--- The problem ---
In the entries, find all lines that hold the word "البدن" and copy them.

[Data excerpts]
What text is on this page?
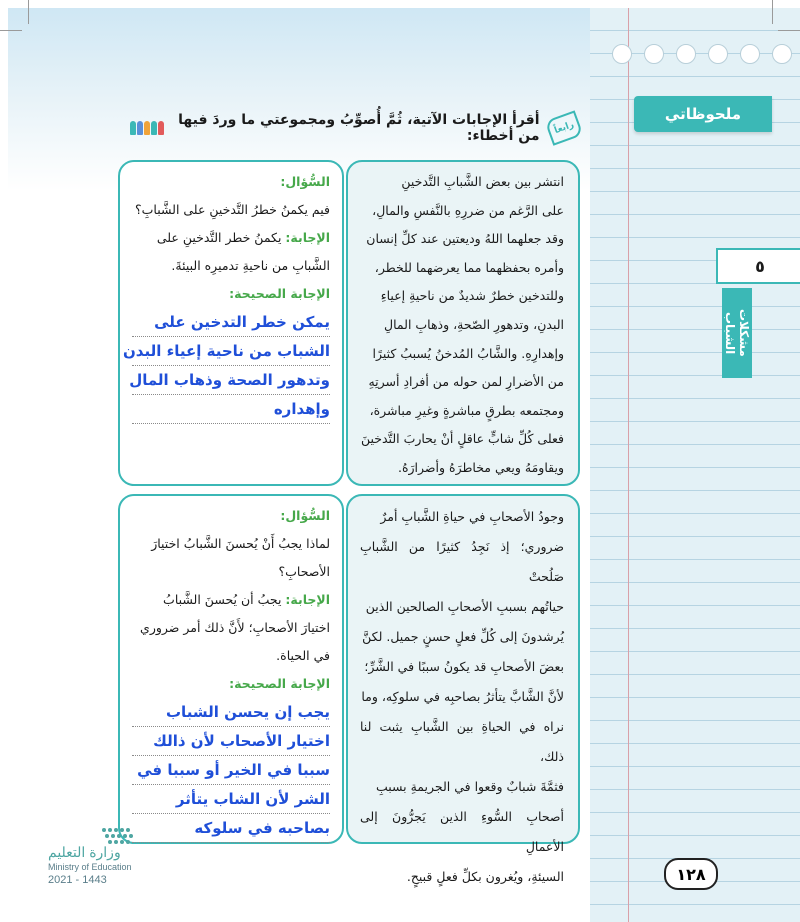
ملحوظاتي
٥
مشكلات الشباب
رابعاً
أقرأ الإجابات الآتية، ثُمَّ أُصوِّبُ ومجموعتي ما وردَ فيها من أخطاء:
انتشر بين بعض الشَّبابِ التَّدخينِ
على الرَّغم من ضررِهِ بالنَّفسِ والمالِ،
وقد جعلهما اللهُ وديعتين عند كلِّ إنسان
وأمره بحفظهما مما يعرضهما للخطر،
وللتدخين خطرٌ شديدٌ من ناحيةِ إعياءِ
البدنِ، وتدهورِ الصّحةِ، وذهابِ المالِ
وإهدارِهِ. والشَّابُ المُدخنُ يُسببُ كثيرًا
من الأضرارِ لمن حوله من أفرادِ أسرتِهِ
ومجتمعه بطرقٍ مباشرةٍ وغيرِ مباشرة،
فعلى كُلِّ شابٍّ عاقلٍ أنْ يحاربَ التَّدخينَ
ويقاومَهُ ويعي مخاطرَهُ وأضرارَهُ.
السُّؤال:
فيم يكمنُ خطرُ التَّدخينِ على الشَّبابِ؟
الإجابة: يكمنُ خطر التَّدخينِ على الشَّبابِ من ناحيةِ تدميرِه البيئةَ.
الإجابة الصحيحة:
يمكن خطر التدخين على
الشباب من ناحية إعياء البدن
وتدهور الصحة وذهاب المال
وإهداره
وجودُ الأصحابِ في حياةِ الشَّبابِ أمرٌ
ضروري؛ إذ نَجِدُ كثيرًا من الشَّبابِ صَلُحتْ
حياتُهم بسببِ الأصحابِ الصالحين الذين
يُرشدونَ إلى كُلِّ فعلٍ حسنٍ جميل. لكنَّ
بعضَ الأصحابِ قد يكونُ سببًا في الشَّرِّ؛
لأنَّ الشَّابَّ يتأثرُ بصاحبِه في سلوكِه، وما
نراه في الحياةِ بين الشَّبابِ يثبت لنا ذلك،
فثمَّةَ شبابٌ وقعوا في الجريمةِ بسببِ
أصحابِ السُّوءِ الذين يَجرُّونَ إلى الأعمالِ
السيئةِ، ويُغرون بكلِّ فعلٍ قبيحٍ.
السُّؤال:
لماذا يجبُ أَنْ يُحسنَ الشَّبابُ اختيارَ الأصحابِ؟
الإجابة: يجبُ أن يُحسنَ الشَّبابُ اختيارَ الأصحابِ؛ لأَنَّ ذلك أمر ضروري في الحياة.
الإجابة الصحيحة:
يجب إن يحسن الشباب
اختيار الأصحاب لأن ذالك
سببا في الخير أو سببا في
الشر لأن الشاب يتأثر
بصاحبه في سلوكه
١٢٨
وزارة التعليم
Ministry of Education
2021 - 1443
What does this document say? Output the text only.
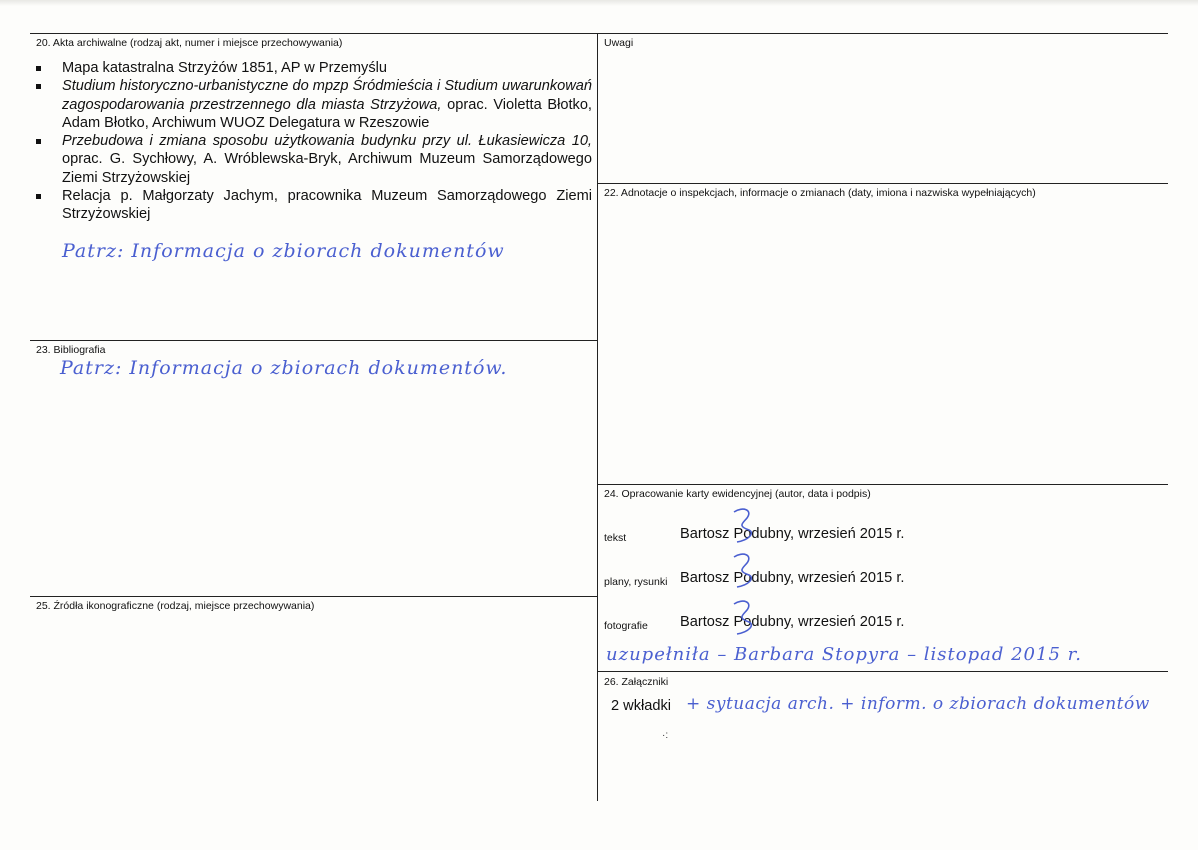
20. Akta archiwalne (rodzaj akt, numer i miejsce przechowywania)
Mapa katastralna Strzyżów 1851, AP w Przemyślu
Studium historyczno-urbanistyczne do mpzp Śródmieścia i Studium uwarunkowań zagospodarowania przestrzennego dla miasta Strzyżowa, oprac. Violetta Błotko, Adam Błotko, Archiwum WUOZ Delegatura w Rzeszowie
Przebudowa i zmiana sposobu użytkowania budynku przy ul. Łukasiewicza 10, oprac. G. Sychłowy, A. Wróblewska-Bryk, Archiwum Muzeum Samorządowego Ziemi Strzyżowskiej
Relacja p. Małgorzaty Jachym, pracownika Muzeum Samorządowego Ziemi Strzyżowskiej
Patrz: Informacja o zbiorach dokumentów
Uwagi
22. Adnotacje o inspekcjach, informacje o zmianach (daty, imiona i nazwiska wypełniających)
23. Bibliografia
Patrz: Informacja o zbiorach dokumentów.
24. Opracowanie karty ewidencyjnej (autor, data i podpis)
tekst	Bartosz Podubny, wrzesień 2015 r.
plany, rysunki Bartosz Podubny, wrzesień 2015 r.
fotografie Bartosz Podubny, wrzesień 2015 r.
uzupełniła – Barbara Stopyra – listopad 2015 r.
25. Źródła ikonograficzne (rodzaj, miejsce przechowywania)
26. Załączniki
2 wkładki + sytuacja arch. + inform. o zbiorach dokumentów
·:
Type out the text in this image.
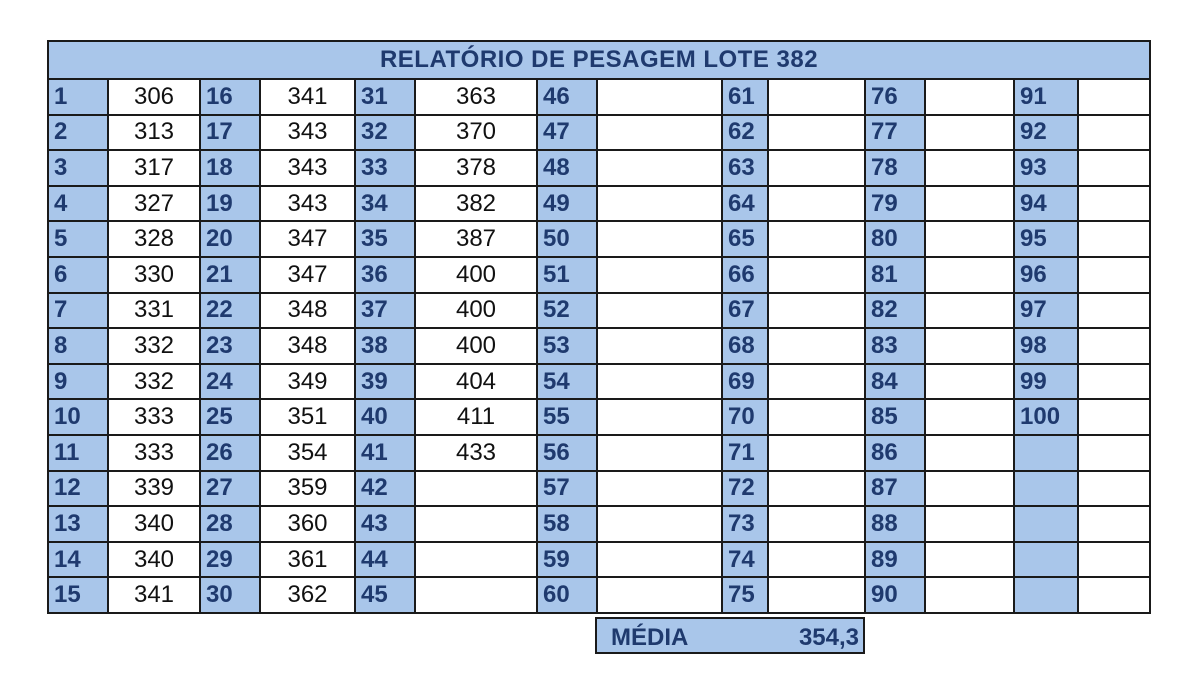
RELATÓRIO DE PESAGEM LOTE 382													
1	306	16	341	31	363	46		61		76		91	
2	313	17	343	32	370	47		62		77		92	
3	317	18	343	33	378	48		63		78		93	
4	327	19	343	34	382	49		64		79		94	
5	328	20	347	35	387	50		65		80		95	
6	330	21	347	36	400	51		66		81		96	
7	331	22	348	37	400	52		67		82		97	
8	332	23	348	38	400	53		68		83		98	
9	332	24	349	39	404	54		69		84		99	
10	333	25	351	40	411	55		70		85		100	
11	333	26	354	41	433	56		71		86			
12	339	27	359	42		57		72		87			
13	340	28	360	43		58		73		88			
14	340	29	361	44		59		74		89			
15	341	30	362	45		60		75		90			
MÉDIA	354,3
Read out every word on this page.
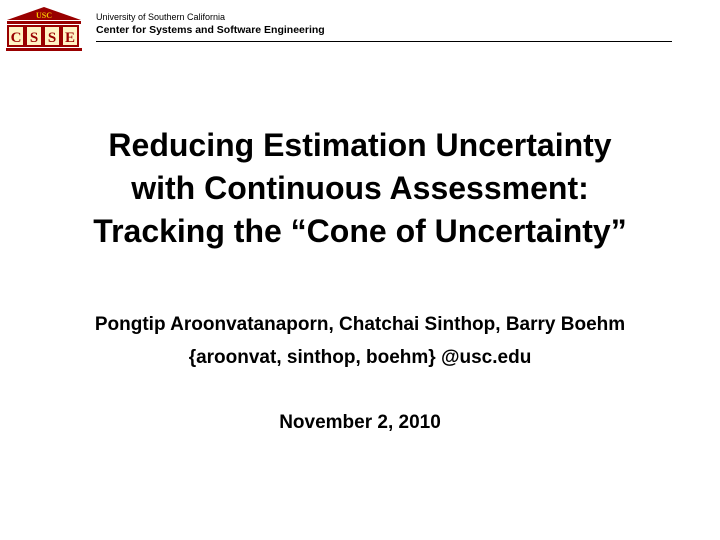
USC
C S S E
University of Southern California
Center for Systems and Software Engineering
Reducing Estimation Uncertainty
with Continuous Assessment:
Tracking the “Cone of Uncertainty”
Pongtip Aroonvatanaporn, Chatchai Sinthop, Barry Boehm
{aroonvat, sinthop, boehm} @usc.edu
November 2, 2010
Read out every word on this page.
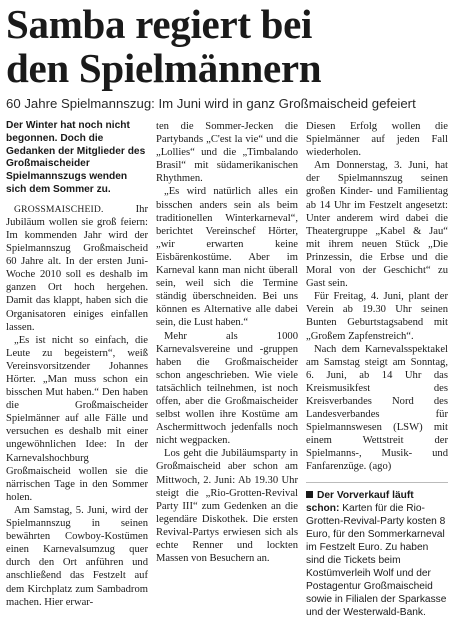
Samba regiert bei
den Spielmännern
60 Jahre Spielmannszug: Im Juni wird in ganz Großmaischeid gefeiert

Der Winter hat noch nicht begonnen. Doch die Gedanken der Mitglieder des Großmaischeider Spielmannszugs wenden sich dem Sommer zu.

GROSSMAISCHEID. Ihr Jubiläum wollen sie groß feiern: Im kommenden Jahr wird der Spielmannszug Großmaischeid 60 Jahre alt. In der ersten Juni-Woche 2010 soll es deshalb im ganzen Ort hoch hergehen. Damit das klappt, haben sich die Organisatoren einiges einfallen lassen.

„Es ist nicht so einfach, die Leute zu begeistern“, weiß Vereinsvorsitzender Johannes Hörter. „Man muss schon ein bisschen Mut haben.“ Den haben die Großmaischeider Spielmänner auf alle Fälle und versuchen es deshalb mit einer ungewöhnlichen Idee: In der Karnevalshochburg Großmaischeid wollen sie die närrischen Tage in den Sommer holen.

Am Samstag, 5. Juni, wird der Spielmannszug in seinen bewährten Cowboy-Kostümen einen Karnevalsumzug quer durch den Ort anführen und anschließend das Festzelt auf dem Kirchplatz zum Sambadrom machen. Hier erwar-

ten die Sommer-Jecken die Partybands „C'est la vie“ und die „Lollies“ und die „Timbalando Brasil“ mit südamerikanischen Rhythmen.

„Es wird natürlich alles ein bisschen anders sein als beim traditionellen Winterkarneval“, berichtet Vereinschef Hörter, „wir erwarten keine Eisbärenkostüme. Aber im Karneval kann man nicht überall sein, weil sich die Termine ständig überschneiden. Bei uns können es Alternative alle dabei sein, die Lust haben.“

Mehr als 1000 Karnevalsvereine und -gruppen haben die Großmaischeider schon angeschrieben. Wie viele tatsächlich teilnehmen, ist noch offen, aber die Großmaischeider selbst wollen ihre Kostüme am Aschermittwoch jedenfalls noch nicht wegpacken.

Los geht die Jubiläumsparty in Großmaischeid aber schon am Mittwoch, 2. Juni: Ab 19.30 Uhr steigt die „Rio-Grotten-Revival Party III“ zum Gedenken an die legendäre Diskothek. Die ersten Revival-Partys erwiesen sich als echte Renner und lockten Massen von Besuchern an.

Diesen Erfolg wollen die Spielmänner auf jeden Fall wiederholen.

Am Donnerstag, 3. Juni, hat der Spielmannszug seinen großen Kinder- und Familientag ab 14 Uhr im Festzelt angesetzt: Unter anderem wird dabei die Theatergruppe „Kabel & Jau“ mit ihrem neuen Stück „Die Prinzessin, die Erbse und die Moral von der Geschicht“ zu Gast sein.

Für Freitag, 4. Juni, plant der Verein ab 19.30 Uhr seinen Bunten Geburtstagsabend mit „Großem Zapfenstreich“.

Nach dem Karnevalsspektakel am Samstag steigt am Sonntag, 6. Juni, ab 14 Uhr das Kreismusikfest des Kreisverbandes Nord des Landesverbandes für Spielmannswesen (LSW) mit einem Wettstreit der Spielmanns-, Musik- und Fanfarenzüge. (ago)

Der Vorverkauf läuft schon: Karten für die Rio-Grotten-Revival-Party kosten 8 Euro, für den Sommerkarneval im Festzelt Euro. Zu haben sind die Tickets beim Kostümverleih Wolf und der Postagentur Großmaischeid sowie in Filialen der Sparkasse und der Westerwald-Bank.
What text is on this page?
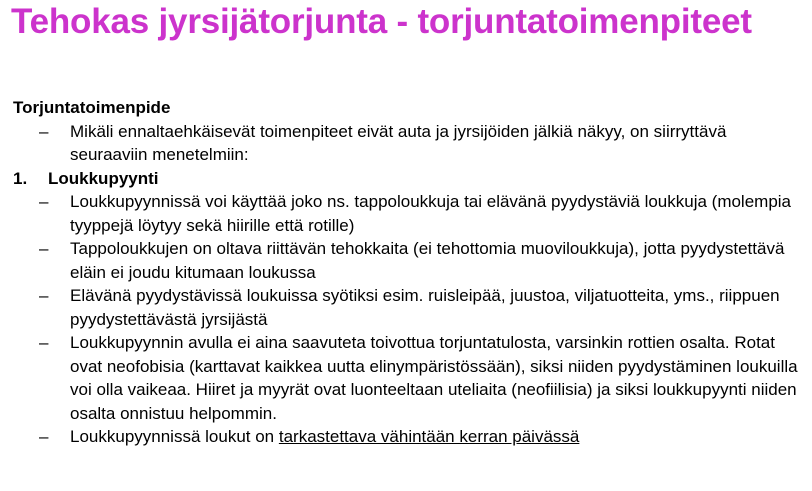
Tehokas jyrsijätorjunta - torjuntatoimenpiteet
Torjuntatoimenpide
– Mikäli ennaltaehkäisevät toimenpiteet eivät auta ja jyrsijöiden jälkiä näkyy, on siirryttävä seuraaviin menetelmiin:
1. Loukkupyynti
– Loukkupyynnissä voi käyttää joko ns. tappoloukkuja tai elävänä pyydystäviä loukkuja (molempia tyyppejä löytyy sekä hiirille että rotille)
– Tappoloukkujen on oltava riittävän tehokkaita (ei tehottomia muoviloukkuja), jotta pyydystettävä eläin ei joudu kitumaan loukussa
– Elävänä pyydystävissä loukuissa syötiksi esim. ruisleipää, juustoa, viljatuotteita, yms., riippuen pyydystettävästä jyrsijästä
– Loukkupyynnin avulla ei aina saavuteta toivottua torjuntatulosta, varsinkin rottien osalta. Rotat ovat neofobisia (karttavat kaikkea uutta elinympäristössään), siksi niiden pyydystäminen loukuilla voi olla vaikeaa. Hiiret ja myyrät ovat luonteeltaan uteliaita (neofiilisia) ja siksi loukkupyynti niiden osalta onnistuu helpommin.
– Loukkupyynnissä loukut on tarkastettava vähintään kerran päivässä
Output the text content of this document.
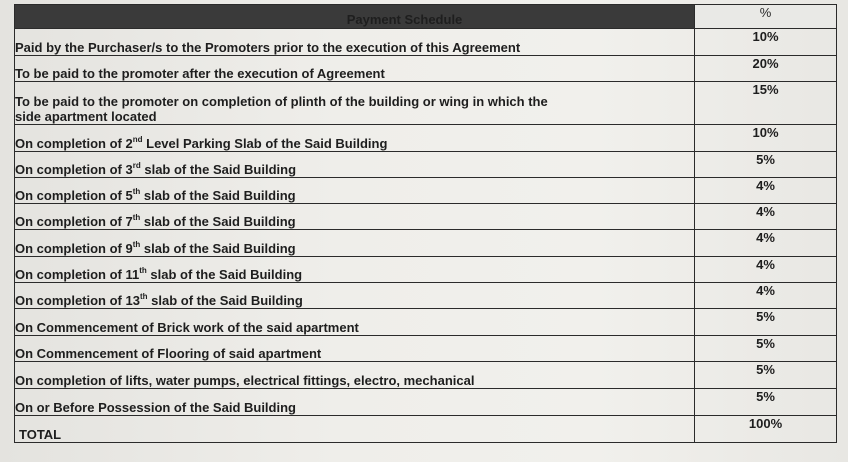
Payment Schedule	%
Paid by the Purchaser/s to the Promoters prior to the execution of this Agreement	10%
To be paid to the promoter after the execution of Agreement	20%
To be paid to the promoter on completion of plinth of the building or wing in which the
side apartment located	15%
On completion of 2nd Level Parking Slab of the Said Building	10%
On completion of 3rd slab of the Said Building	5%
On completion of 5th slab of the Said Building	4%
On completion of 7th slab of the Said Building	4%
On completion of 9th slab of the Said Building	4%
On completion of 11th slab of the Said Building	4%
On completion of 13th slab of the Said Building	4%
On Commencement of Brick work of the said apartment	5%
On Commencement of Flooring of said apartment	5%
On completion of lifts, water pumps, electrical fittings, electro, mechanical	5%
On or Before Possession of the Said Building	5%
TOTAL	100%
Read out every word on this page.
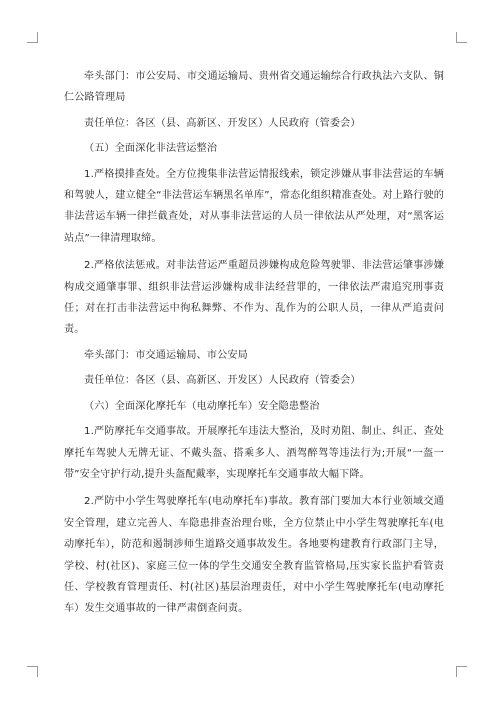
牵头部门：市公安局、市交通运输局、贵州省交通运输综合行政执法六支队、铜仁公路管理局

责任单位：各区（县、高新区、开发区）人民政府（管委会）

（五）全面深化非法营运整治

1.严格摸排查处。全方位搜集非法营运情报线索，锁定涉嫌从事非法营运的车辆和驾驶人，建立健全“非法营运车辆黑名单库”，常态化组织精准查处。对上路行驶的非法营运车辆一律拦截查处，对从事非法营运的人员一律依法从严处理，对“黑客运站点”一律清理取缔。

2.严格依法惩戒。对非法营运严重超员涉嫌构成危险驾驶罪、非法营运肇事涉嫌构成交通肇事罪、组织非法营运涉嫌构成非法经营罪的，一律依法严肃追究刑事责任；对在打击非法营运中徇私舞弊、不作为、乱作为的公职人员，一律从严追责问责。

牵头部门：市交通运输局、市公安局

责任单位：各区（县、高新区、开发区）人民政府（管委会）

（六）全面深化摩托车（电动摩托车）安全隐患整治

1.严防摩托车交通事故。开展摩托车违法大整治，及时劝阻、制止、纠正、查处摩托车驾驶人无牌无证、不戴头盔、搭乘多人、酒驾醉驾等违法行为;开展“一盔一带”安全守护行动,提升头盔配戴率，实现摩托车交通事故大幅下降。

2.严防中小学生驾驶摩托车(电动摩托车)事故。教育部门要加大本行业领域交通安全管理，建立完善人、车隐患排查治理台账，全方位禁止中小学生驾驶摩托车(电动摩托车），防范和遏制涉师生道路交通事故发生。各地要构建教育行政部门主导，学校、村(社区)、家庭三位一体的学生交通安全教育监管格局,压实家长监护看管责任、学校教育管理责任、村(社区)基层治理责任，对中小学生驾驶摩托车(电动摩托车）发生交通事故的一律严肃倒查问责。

--- Finished answer ---
البدنِ، وتدهورِ الصّحةِ، وذهابِ المالِ
الشباب من ناحية إعياء البدن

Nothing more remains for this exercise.